SOURCE DATA »
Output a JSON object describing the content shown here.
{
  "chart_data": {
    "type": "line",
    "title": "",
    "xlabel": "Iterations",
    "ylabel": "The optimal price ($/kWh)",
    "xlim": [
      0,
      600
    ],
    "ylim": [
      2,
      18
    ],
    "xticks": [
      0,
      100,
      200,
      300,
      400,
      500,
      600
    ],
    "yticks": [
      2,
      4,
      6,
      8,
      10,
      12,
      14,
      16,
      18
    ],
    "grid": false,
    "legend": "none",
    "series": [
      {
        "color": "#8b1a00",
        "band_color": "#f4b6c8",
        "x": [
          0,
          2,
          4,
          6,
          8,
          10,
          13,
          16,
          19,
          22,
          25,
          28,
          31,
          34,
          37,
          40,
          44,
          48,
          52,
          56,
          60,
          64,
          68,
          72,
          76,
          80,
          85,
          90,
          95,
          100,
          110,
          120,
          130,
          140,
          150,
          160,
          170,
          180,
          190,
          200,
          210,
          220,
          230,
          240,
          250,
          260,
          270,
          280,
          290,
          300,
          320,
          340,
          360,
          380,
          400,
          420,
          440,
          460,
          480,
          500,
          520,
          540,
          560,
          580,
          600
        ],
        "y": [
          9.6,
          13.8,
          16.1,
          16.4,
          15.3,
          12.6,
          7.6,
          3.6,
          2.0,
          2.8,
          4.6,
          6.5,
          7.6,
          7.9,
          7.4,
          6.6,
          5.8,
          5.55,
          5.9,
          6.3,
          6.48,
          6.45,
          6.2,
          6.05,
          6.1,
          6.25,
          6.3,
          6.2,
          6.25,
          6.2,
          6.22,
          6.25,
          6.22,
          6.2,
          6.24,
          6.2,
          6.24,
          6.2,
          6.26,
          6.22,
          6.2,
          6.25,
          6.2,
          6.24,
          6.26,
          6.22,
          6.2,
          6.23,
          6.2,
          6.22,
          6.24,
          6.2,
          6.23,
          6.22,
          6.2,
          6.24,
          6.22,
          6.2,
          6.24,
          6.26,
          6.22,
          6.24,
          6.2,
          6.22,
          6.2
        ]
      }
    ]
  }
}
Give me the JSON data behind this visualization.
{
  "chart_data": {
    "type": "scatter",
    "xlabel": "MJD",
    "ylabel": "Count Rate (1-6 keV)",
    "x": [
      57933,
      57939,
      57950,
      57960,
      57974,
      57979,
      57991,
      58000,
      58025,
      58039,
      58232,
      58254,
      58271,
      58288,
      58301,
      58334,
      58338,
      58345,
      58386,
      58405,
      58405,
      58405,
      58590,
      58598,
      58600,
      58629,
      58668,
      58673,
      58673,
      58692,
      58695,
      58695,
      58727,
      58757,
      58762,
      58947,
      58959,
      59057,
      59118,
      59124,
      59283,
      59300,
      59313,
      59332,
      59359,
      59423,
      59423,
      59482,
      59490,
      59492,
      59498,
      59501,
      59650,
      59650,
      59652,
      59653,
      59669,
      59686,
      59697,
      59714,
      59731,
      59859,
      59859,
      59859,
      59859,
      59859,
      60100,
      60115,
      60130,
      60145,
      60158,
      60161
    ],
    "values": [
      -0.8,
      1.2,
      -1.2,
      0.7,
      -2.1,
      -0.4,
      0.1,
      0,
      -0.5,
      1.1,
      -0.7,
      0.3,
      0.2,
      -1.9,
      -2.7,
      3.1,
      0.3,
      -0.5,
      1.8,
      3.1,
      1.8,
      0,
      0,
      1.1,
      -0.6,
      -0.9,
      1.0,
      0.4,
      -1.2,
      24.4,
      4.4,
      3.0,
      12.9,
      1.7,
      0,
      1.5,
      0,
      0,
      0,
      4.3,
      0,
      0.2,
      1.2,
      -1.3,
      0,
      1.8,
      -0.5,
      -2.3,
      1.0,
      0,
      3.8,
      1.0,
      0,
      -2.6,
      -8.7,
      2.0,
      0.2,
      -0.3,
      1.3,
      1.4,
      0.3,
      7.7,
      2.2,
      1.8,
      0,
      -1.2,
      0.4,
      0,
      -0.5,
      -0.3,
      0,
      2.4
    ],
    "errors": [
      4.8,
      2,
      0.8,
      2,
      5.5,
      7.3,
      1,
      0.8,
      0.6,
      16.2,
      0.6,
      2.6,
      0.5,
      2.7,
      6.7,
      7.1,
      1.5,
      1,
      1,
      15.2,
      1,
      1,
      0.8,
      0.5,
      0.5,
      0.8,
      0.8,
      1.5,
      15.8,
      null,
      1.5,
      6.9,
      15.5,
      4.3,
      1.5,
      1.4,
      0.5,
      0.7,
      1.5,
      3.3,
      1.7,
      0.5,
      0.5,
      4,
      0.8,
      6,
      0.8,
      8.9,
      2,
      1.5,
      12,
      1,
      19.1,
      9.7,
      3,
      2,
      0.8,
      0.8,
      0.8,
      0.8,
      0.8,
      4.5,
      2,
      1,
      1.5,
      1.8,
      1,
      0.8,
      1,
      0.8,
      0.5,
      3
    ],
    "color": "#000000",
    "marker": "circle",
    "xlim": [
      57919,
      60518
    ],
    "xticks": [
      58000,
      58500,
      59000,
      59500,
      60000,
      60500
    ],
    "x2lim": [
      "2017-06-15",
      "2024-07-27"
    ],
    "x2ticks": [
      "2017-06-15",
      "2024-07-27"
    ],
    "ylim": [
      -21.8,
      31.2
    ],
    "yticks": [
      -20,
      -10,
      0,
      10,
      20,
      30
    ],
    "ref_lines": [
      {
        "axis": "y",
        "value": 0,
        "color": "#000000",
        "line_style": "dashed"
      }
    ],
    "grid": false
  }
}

CHALLENGE »
Return all of the above records exactly, leaving no line out.

COMPLETE OUTPUT »
Output a JSON object describing the content shown here.
{
  "chart_data": {
    "type": "line",
    "title": "",
    "xlabel": "Iterations",
    "ylabel": "The optimal price ($/kWh)",
    "xlim": [
      0,
      600
    ],
    "ylim": [
      2,
      18
    ],
    "xticks": [
      0,
      100,
      200,
      300,
      400,
      500,
      600
    ],
    "yticks": [
      2,
      4,
      6,
      8,
      10,
      12,
      14,
      16,
      18
    ],
    "grid": false,
    "legend": "none",
    "series": [
      {
        "color": "#8b1a00",
        "band_color": "#f4b6c8",
        "x": [
          0,
          2,
          4,
          6,
          8,
          10,
          13,
          16,
          19,
          22,
          25,
          28,
          31,
          34,
          37,
          40,
          44,
          48,
          52,
          56,
          60,
          64,
          68,
          72,
          76,
          80,
          85,
          90,
          95,
          100,
          110,
          120,
          130,
          140,
          150,
          160,
          170,
          180,
          190,
          200,
          210,
          220,
          230,
          240,
          250,
          260,
          270,
          280,
          290,
          300,
          320,
          340,
          360,
          380,
          400,
          420,
          440,
          460,
          480,
          500,
          520,
          540,
          560,
          580,
          600
        ],
        "y": [
          9.6,
          13.8,
          16.1,
          16.4,
          15.3,
          12.6,
          7.6,
          3.6,
          2.0,
          2.8,
          4.6,
          6.5,
          7.6,
          7.9,
          7.4,
          6.6,
          5.8,
          5.55,
          5.9,
          6.3,
          6.48,
          6.45,
          6.2,
          6.05,
          6.1,
          6.25,
          6.3,
          6.2,
          6.25,
          6.2,
          6.22,
          6.25,
          6.22,
          6.2,
          6.24,
          6.2,
          6.24,
          6.2,
          6.26,
          6.22,
          6.2,
          6.25,
          6.2,
          6.24,
          6.26,
          6.22,
          6.2,
          6.23,
          6.2,
          6.22,
          6.24,
          6.2,
          6.23,
          6.22,
          6.2,
          6.24,
          6.22,
          6.2,
          6.24,
          6.26,
          6.22,
          6.24,
          6.2,
          6.22,
          6.2
        ]
      }
    ]
  }
}
Give me the JSON data behind this visualization.
{
  "chart_data": {
    "type": "scatter",
    "xlabel": "MJD",
    "ylabel": "Count Rate (1-6 keV)",
    "x": [
      57933,
      57939,
      57950,
      57960,
      57974,
      57979,
      57991,
      58000,
      58025,
      58039,
      58232,
      58254,
      58271,
      58288,
      58301,
      58334,
      58338,
      58345,
      58386,
      58405,
      58405,
      58405,
      58590,
      58598,
      58600,
      58629,
      58668,
      58673,
      58673,
      58692,
      58695,
      58695,
      58727,
      58757,
      58762,
      58947,
      58959,
      59057,
      59118,
      59124,
      59283,
      59300,
      59313,
      59332,
      59359,
      59423,
      59423,
      59482,
      59490,
      59492,
      59498,
      59501,
      59650,
      59650,
      59652,
      59653,
      59669,
      59686,
      59697,
      59714,
      59731,
      59859,
      59859,
      59859,
      59859,
      59859,
      60100,
      60115,
      60130,
      60145,
      60158,
      60161
    ],
    "values": [
      -0.8,
      1.2,
      -1.2,
      0.7,
      -2.1,
      -0.4,
      0.1,
      0,
      -0.5,
      1.1,
      -0.7,
      0.3,
      0.2,
      -1.9,
      -2.7,
      3.1,
      0.3,
      -0.5,
      1.8,
      3.1,
      1.8,
      0,
      0,
      1.1,
      -0.6,
      -0.9,
      1.0,
      0.4,
      -1.2,
      24.4,
      4.4,
      3.0,
      12.9,
      1.7,
      0,
      1.5,
      0,
      0,
      0,
      4.3,
      0,
      0.2,
      1.2,
      -1.3,
      0,
      1.8,
      -0.5,
      -2.3,
      1.0,
      0,
      3.8,
      1.0,
      0,
      -2.6,
      -8.7,
      2.0,
      0.2,
      -0.3,
      1.3,
      1.4,
      0.3,
      7.7,
      2.2,
      1.8,
      0,
      -1.2,
      0.4,
      0,
      -0.5,
      -0.3,
      0,
      2.4
    ],
    "errors": [
      4.8,
      2,
      0.8,
      2,
      5.5,
      7.3,
      1,
      0.8,
      0.6,
      16.2,
      0.6,
      2.6,
      0.5,
      2.7,
      6.7,
      7.1,
      1.5,
      1,
      1,
      15.2,
      1,
      1,
      0.8,
      0.5,
      0.5,
      0.8,
      0.8,
      1.5,
      15.8,
      null,
      1.5,
      6.9,
      15.5,
      4.3,
      1.5,
      1.4,
      0.5,
      0.7,
      1.5,
      3.3,
      1.7,
      0.5,
      0.5,
      4,
      0.8,
      6,
      0.8,
      8.9,
      2,
      1.5,
      12,
      1,
      19.1,
      9.7,
      3,
      2,
      0.8,
      0.8,
      0.8,
      0.8,
      0.8,
      4.5,
      2,
      1,
      1.5,
      1.8,
      1,
      0.8,
      1,
      0.8,
      0.5,
      3
    ],
    "color": "#000000",
    "marker": "circle",
    "xlim": [
      57919,
      60518
    ],
    "xticks": [
      58000,
      58500,
      59000,
      59500,
      60000,
      60500
    ],
    "x2lim": [
      "2017-06-15",
      "2024-07-27"
    ],
    "x2ticks": [
      "2017-06-15",
      "2024-07-27"
    ],
    "ylim": [
      -21.8,
      31.2
    ],
    "yticks": [
      -20,
      -10,
      0,
      10,
      20,
      30
    ],
    "ref_lines": [
      {
        "axis": "y",
        "value": 0,
        "color": "#000000",
        "line_style": "dashed"
      }
    ],
    "grid": false
  }
}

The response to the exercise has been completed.